### TASK STATEMENT:
Find the line containing "Parse this screenshot: output", then return it and every line after it through the end of the records, exactly. Leave out pictures.

.....

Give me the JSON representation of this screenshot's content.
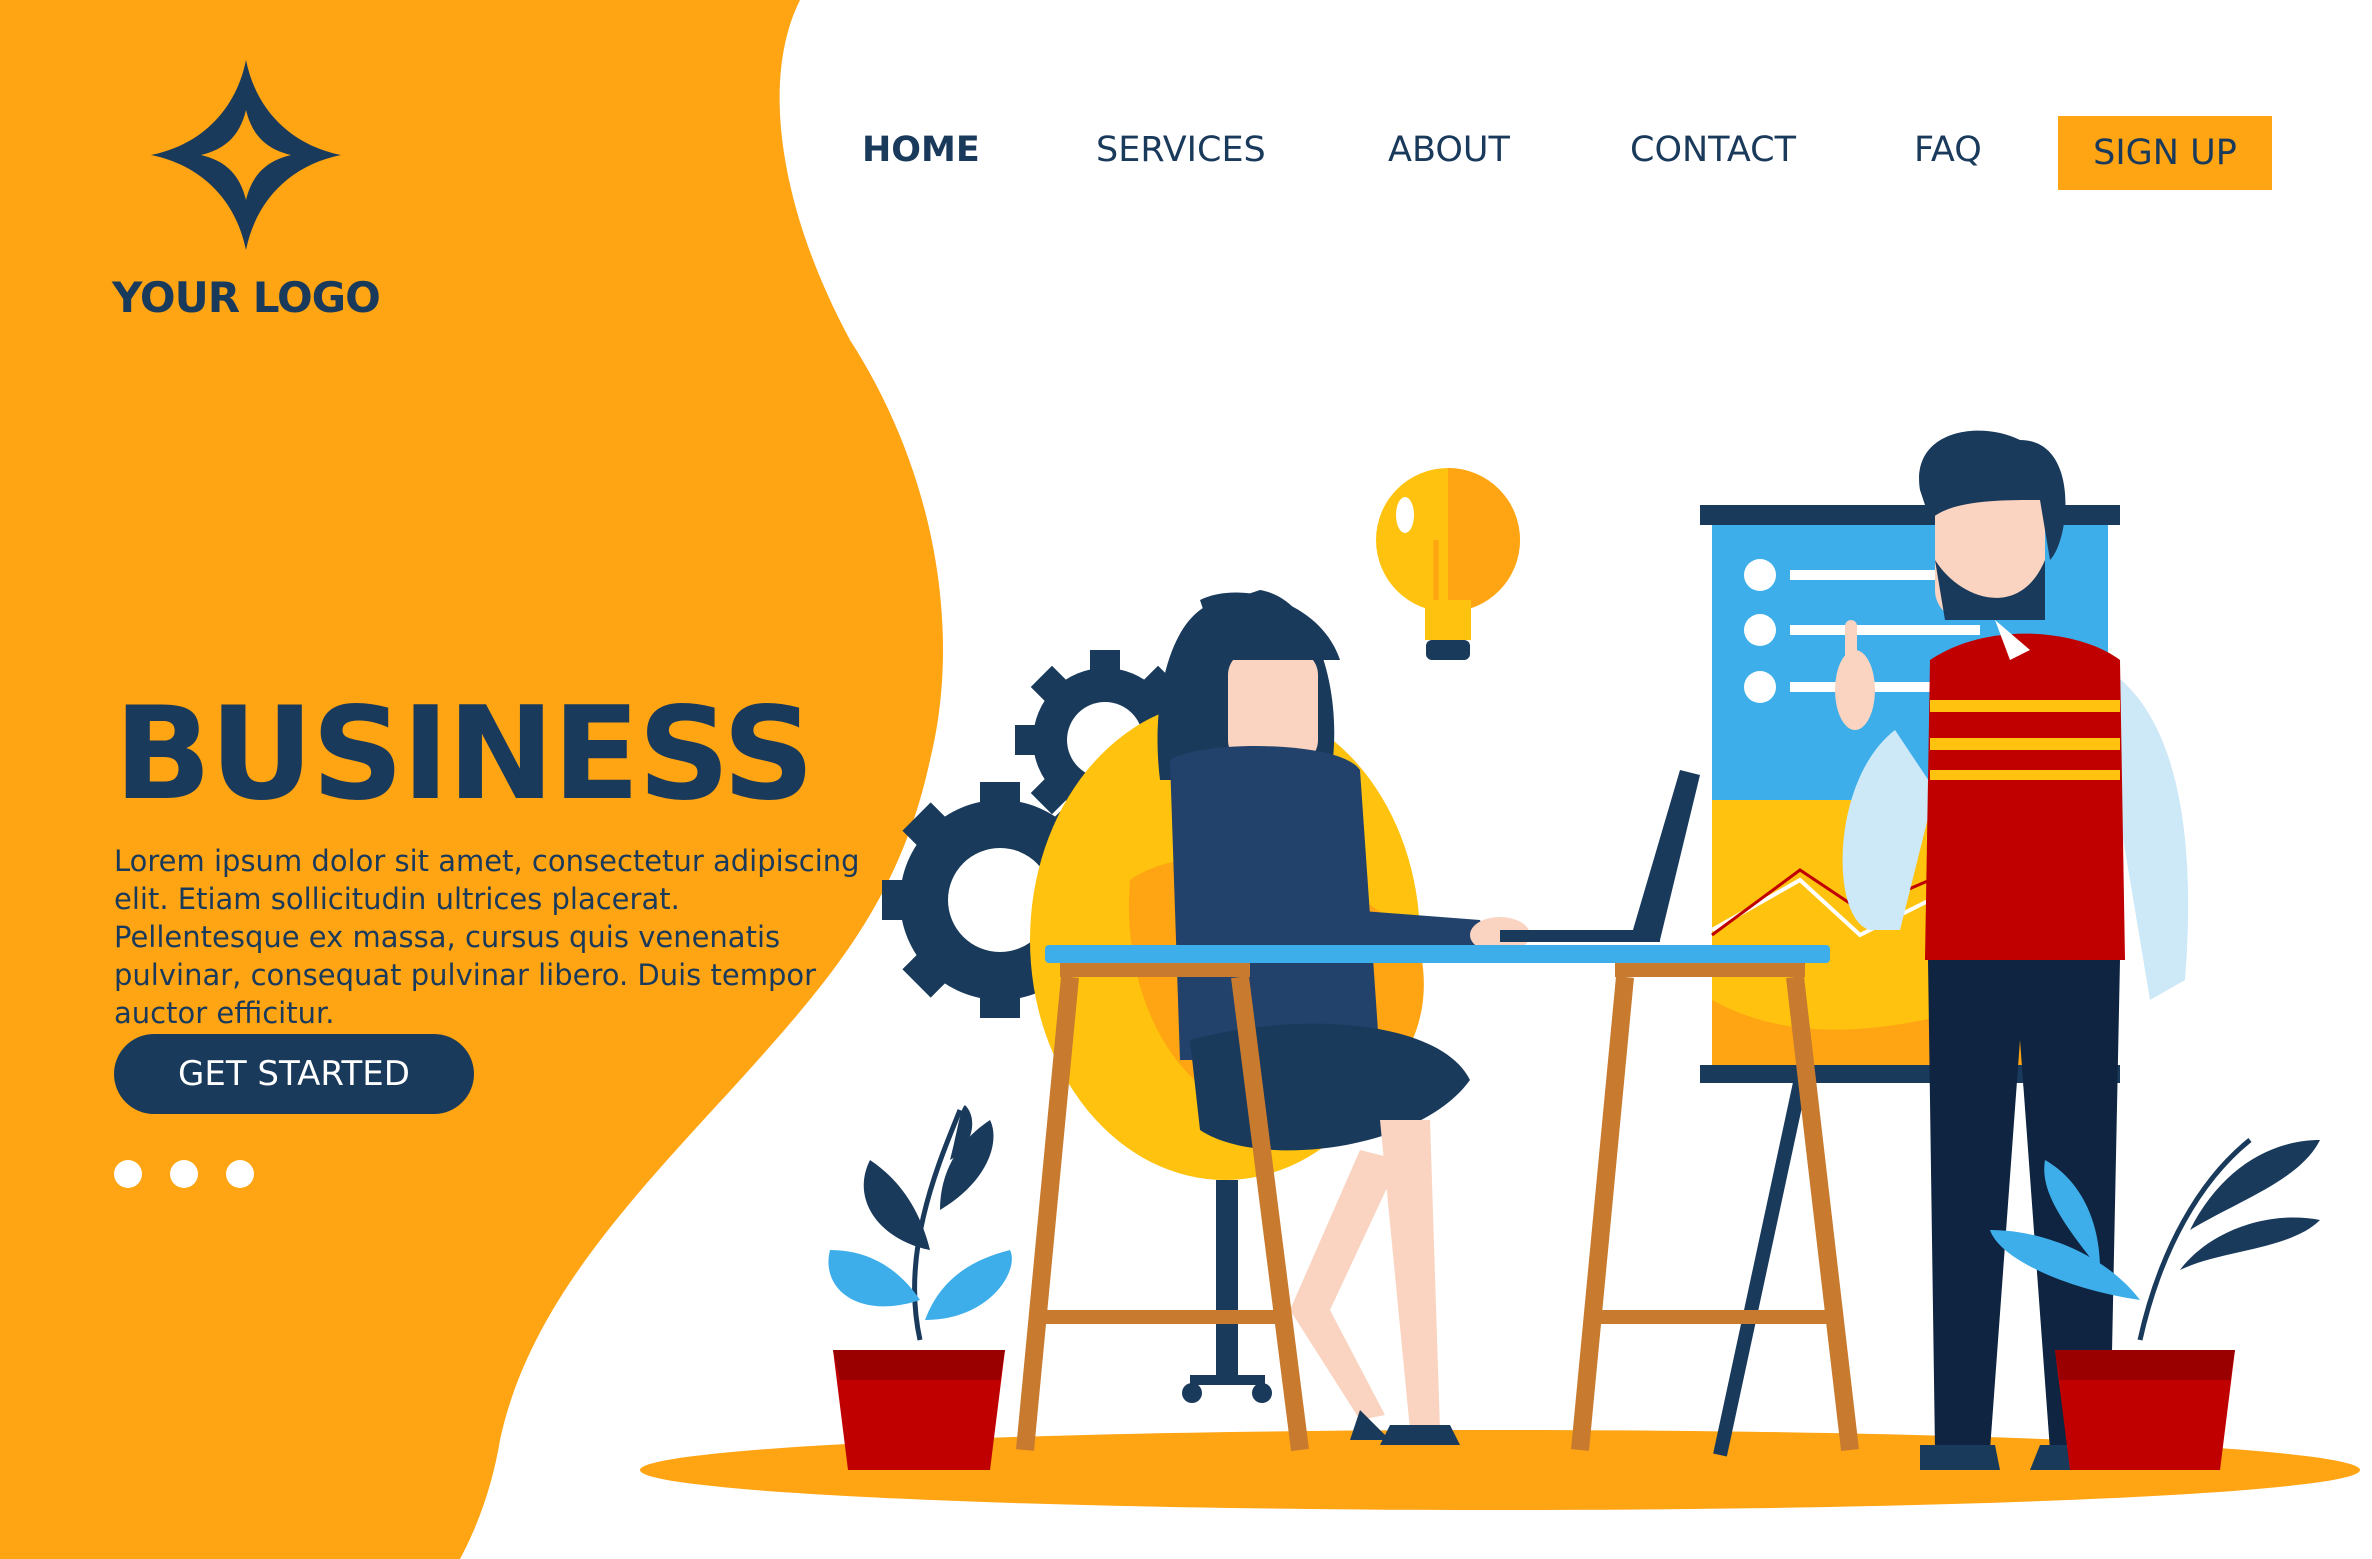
{
  "brand": {
    "logo_text": "YOUR LOGO",
    "logo_icon": "four-point-star-icon",
    "accent_color": "#ffa412",
    "primary_color": "#1a3a5c"
  },
  "nav": {
    "items": [
      {
        "label": "HOME",
        "active": true
      },
      {
        "label": "SERVICES",
        "active": false
      },
      {
        "label": "ABOUT",
        "active": false
      },
      {
        "label": "CONTACT",
        "active": false
      },
      {
        "label": "FAQ",
        "active": false
      }
    ],
    "signup_label": "SIGN UP"
  },
  "hero": {
    "title": "BUSINESS",
    "body": "Lorem ipsum dolor sit amet, consectetur adipiscing elit. Etiam sollicitudin ultrices placerat. Pellentesque ex massa, cursus quis venenatis pulvinar, consequat pulvinar libero. Duis tempor auctor efficitur.",
    "cta_label": "GET STARTED",
    "carousel_dots": 3
  },
  "illustration": {
    "icons": [
      "gear-icon",
      "lightbulb-icon",
      "presentation-board-icon",
      "laptop-icon",
      "plant-icon"
    ]
  }
}
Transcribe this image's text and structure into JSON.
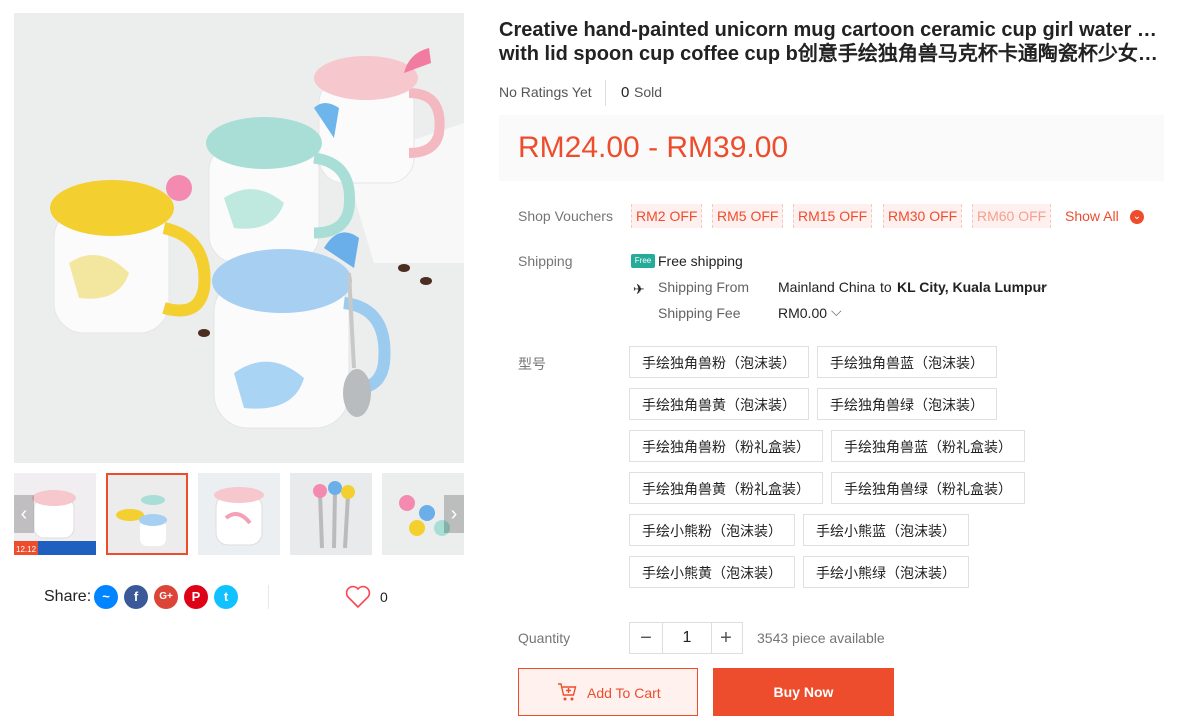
{
  "product": {
    "title_line1": "Creative hand-painted unicorn mug cartoon ceramic cup girl water cup",
    "title_line2": "with lid spoon cup coffee cup b创意手绘独角兽马克杯卡通陶瓷杯少女水...",
    "ratings": "No Ratings Yet",
    "sold_count": "0",
    "sold_label": "Sold",
    "price": "RM24.00 - RM39.00"
  },
  "vouchers": {
    "label": "Shop Vouchers",
    "items": [
      "RM2 OFF",
      "RM5 OFF",
      "RM15 OFF",
      "RM30 OFF",
      "RM60 OFF"
    ],
    "show_all": "Show All"
  },
  "shipping": {
    "label": "Shipping",
    "free_badge": "Free",
    "free_text": "Free shipping",
    "from_label": "Shipping From",
    "from_value": "Mainland China",
    "to_label": "to",
    "to_value": "KL City, Kuala Lumpur",
    "fee_label": "Shipping Fee",
    "fee_value": "RM0.00"
  },
  "variation": {
    "label": "型号",
    "options": [
      "手绘独角兽粉（泡沫装）",
      "手绘独角兽蓝（泡沫装）",
      "手绘独角兽黄（泡沫装）",
      "手绘独角兽绿（泡沫装）",
      "手绘独角兽粉（粉礼盒装）",
      "手绘独角兽蓝（粉礼盒装）",
      "手绘独角兽黄（粉礼盒装）",
      "手绘独角兽绿（粉礼盒装）",
      "手绘小熊粉（泡沫装）",
      "手绘小熊蓝（泡沫装）",
      "手绘小熊黄（泡沫装）",
      "手绘小熊绿（泡沫装）"
    ]
  },
  "quantity": {
    "label": "Quantity",
    "value": "1",
    "available": "3543 piece available"
  },
  "actions": {
    "add_to_cart": "Add To Cart",
    "buy_now": "Buy Now"
  },
  "share": {
    "label": "Share:",
    "icons": [
      "messenger-icon",
      "facebook-icon",
      "google-plus-icon",
      "pinterest-icon",
      "twitter-icon"
    ]
  },
  "favorite": {
    "count": "0"
  },
  "thumb_badge": "12.12",
  "colors": {
    "accent": "#ee4d2d",
    "free_shipping": "#26aa99",
    "price_bg": "#fafafa"
  }
}
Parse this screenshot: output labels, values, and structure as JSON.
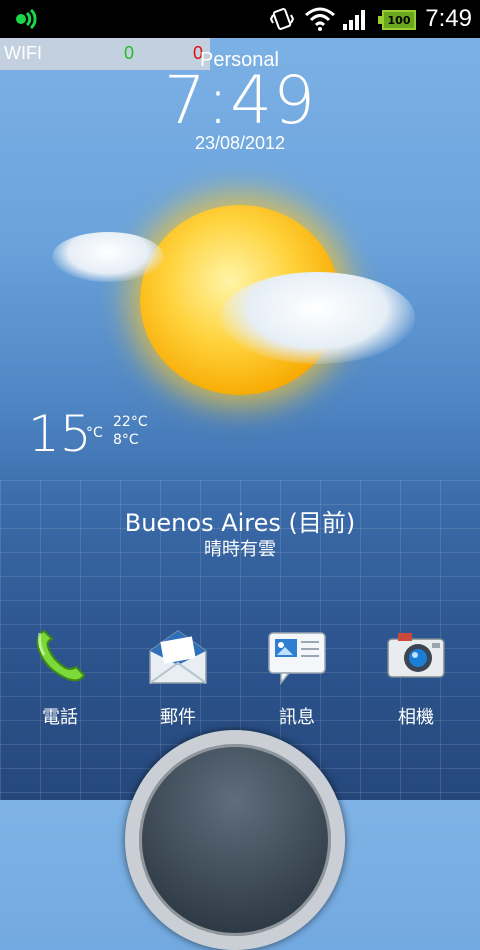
{
  "statusbar": {
    "time": "7:49",
    "battery": "100"
  },
  "wifi_overlay": {
    "label": "WIFI",
    "value_green": "0",
    "value_red": "0"
  },
  "lockscreen": {
    "carrier": "Personal",
    "time": "7:49",
    "date": "23/08/2012"
  },
  "weather": {
    "temp": "15",
    "unit": "°C",
    "high": "22°C",
    "low": "8°C",
    "city": "Buenos Aires (目前)",
    "condition": "晴時有雲"
  },
  "dock": [
    {
      "label": "電話"
    },
    {
      "label": "郵件"
    },
    {
      "label": "訊息"
    },
    {
      "label": "相機"
    }
  ],
  "colors": {
    "wifi_green": "#22c022",
    "wifi_red": "#e01010",
    "battery_green": "#6aa61f"
  }
}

.....

### RESULT OF THE TASK:
Parse this screenshot: output labels, values, and structure as JSON.
{
  "statusbar": {
    "time": "7:49",
    "battery": "100"
  },
  "wifi_overlay": {
    "label": "WIFI",
    "value_green": "0",
    "value_red": "0"
  },
  "lockscreen": {
    "carrier": "Personal",
    "time": "7:49",
    "date": "23/08/2012"
  },
  "weather": {
    "temp": "15",
    "unit": "°C",
    "high": "22°C",
    "low": "8°C",
    "city": "Buenos Aires (目前)",
    "condition": "晴時有雲"
  },
  "dock": [
    {
      "label": "電話"
    },
    {
      "label": "郵件"
    },
    {
      "label": "訊息"
    },
    {
      "label": "相機"
    }
  ],
  "colors": {
    "wifi_green": "#22c022",
    "wifi_red": "#e01010",
    "battery_green": "#6aa61f"
  }
}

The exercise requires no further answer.